Records from a data source
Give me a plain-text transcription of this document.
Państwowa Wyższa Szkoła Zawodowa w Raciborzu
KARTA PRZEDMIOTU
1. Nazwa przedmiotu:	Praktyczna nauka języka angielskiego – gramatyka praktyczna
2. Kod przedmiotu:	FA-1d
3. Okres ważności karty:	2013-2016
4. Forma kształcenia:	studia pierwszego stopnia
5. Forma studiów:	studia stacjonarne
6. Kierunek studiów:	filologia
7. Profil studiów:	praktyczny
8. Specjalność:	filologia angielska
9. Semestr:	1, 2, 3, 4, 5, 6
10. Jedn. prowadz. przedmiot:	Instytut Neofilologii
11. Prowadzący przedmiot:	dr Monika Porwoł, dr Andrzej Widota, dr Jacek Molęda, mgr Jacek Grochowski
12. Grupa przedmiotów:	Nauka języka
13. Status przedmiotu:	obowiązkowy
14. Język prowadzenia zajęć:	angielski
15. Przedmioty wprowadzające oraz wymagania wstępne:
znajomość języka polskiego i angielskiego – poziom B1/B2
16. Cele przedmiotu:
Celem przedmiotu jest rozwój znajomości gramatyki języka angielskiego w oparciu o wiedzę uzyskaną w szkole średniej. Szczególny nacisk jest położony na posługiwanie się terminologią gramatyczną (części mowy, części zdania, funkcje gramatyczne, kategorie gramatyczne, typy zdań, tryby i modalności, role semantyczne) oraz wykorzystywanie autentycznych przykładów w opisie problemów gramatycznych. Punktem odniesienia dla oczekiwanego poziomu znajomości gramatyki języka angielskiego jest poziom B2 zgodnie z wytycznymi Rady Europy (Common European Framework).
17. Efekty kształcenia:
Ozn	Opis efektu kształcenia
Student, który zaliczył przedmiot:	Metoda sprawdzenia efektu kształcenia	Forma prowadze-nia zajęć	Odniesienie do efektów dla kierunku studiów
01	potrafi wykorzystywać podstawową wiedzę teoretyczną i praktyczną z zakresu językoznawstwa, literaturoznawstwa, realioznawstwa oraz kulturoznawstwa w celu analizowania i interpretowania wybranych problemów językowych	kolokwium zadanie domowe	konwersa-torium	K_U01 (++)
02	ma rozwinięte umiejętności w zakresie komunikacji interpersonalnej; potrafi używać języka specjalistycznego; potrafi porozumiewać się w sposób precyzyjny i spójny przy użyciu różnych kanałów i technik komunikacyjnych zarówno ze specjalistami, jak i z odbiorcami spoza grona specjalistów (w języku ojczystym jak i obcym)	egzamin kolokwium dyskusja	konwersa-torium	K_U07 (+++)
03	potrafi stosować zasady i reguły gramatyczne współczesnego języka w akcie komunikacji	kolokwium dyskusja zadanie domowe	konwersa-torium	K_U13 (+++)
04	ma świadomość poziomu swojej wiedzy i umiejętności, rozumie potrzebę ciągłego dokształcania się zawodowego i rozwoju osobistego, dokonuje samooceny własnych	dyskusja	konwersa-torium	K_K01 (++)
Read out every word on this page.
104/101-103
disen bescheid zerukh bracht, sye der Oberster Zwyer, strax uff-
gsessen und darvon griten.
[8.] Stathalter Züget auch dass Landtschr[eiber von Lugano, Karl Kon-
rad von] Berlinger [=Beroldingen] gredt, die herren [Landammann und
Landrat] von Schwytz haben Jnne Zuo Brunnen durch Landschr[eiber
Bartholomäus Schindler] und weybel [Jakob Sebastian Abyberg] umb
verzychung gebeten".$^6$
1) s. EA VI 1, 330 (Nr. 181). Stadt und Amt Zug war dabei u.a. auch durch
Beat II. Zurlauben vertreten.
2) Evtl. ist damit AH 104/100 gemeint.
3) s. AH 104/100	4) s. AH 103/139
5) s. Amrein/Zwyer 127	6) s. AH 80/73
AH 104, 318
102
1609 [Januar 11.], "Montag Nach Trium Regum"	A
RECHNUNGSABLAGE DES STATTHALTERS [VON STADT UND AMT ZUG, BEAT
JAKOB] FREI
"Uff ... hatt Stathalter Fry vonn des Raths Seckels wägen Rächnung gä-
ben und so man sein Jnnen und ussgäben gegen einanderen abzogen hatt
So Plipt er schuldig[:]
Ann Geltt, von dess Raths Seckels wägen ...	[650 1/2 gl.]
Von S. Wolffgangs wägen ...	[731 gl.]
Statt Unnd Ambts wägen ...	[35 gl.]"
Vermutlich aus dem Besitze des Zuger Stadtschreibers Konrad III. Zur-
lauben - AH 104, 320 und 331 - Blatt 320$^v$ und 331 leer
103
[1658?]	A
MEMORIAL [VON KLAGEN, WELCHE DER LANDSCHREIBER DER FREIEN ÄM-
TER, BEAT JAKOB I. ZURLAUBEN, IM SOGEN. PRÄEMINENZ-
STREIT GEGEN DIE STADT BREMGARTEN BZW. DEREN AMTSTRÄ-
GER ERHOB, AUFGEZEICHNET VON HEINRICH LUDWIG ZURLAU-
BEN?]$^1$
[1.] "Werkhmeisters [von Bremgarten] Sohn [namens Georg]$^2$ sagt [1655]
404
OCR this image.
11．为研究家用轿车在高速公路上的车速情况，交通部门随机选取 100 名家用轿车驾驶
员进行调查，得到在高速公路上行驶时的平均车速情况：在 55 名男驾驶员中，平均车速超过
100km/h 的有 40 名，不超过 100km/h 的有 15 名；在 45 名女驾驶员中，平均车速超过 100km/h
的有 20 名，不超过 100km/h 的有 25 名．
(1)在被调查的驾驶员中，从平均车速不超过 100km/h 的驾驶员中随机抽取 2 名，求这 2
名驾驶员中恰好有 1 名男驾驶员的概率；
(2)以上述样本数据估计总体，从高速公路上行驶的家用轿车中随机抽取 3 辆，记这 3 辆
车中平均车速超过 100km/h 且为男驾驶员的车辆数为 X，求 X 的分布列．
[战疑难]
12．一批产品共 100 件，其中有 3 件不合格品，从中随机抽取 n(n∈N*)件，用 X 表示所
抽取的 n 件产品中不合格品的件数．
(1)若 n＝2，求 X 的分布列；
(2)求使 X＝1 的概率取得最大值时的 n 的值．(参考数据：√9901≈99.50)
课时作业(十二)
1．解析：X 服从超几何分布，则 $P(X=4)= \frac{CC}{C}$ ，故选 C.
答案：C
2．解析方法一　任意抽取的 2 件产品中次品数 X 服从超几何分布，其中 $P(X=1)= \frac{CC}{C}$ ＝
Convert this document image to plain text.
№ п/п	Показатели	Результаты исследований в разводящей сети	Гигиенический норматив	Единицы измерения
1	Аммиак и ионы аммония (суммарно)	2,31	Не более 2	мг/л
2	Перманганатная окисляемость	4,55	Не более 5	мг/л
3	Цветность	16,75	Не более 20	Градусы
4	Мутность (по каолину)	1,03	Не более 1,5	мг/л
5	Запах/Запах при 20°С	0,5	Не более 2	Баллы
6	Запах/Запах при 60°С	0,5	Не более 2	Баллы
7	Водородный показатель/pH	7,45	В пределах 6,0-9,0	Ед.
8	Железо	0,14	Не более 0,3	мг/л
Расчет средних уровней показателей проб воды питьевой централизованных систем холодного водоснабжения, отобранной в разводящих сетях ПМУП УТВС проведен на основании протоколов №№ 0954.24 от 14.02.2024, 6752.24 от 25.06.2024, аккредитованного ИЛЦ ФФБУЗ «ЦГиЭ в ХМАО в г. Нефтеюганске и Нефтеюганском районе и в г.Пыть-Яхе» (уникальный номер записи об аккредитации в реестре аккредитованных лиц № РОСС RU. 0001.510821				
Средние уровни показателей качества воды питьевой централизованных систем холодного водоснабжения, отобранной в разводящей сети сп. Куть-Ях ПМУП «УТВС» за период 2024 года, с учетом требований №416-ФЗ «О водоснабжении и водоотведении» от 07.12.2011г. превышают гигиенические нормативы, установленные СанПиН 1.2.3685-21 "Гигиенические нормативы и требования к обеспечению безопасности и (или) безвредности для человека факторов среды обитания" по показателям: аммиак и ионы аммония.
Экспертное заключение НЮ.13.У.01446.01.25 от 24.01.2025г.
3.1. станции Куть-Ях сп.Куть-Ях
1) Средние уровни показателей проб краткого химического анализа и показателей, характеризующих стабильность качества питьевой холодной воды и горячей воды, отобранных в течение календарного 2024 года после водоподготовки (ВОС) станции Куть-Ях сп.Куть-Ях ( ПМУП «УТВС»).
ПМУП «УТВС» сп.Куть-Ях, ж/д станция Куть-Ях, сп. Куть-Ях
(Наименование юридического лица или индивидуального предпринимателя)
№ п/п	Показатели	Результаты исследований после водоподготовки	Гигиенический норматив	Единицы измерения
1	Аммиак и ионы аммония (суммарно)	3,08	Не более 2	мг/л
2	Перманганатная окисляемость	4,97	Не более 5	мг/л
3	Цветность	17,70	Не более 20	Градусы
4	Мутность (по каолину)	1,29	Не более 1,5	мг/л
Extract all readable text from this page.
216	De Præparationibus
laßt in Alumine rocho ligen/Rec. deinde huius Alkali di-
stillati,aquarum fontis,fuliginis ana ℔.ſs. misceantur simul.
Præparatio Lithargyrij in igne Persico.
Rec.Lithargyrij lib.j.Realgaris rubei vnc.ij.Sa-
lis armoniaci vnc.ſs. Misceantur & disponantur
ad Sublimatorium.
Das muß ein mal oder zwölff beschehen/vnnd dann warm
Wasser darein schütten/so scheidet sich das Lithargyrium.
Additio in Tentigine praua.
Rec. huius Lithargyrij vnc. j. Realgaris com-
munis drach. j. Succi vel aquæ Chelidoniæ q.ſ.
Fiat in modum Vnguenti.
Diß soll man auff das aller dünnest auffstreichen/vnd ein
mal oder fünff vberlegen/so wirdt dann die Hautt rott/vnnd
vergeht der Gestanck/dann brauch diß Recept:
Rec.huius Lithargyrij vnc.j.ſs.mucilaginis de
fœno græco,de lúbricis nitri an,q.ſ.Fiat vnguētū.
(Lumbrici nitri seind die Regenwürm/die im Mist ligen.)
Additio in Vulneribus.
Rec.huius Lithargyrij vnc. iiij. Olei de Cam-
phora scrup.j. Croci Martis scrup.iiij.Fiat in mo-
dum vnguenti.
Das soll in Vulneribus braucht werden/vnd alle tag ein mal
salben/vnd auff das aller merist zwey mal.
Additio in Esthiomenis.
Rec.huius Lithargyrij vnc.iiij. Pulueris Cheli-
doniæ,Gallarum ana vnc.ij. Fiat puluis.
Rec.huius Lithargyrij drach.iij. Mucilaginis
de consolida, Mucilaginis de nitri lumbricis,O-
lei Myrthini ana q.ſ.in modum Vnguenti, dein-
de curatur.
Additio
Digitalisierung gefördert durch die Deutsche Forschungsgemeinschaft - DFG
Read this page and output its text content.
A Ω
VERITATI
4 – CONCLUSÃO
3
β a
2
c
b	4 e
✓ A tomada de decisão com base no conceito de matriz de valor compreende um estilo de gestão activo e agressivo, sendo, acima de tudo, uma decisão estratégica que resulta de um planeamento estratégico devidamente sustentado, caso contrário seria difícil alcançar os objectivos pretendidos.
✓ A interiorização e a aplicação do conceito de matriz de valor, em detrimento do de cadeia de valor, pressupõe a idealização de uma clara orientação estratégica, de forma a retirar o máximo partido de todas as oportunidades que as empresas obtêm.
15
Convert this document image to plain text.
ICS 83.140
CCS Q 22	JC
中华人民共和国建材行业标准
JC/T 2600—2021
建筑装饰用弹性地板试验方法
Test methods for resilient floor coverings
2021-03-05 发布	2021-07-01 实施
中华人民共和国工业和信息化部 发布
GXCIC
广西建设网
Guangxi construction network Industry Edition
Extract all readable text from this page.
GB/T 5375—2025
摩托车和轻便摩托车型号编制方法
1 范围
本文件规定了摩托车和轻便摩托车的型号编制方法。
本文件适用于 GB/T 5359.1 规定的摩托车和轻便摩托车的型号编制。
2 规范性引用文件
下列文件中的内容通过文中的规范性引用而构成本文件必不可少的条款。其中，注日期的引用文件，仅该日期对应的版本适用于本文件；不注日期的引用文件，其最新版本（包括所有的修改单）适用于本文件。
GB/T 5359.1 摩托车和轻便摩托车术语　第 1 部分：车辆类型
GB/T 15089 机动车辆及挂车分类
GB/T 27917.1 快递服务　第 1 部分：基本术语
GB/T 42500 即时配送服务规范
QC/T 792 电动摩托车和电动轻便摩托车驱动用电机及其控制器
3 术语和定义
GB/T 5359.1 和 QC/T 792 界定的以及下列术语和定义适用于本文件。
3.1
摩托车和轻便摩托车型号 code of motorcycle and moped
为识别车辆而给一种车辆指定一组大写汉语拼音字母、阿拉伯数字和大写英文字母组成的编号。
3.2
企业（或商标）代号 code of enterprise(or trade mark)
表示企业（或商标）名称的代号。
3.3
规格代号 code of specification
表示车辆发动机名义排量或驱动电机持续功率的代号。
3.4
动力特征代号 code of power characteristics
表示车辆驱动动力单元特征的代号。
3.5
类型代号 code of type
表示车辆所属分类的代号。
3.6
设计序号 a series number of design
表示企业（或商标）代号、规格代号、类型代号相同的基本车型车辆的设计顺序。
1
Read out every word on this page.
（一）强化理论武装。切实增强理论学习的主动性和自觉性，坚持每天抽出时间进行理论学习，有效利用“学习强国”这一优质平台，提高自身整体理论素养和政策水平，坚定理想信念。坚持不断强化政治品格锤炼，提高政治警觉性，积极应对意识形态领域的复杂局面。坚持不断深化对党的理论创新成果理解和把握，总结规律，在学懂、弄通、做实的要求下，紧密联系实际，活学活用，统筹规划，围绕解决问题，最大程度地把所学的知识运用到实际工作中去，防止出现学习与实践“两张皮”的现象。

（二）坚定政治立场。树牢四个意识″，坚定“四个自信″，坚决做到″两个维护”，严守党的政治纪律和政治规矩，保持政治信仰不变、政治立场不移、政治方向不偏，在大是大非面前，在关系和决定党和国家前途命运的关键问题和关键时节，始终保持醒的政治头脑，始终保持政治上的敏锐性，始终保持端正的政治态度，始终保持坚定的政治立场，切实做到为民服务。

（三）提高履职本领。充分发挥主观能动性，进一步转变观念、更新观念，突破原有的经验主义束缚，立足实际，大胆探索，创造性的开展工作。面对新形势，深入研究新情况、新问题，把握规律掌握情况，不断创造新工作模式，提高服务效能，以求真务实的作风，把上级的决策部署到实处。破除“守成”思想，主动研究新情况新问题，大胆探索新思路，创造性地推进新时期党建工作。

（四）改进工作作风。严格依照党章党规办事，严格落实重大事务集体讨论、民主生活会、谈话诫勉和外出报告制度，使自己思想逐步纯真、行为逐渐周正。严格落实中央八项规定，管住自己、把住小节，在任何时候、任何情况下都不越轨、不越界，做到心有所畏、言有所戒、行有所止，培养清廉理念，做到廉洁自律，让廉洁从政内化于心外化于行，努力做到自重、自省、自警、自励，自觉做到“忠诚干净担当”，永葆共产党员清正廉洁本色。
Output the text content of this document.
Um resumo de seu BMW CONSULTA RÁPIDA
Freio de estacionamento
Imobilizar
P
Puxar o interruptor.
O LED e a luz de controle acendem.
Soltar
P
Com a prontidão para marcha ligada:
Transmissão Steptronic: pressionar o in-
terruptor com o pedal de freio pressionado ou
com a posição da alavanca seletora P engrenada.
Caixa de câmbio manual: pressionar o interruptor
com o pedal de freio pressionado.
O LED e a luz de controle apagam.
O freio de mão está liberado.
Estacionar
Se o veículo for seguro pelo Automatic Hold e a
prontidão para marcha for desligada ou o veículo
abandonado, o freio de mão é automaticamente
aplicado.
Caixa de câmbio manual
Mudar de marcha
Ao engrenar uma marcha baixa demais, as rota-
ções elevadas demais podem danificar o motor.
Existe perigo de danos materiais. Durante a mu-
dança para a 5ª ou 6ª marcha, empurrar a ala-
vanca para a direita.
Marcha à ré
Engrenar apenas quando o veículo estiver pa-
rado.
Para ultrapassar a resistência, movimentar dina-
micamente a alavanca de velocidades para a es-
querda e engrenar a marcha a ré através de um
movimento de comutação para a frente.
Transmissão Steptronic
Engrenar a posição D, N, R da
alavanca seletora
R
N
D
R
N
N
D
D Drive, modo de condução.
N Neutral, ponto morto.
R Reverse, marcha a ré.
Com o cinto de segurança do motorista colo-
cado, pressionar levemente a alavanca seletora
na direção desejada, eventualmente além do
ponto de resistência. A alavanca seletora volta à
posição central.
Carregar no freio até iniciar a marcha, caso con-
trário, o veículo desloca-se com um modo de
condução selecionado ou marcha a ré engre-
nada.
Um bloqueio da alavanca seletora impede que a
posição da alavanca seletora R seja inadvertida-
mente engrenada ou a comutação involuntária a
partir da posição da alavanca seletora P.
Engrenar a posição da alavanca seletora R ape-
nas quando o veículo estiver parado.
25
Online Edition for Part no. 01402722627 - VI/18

Requirement
Gather up the lines containing the word "Edition" from these records and copy them.

Response to the exercise
Guangxi construction network Industry Edition
Online Edition for Part no. 01402722627 - VI/18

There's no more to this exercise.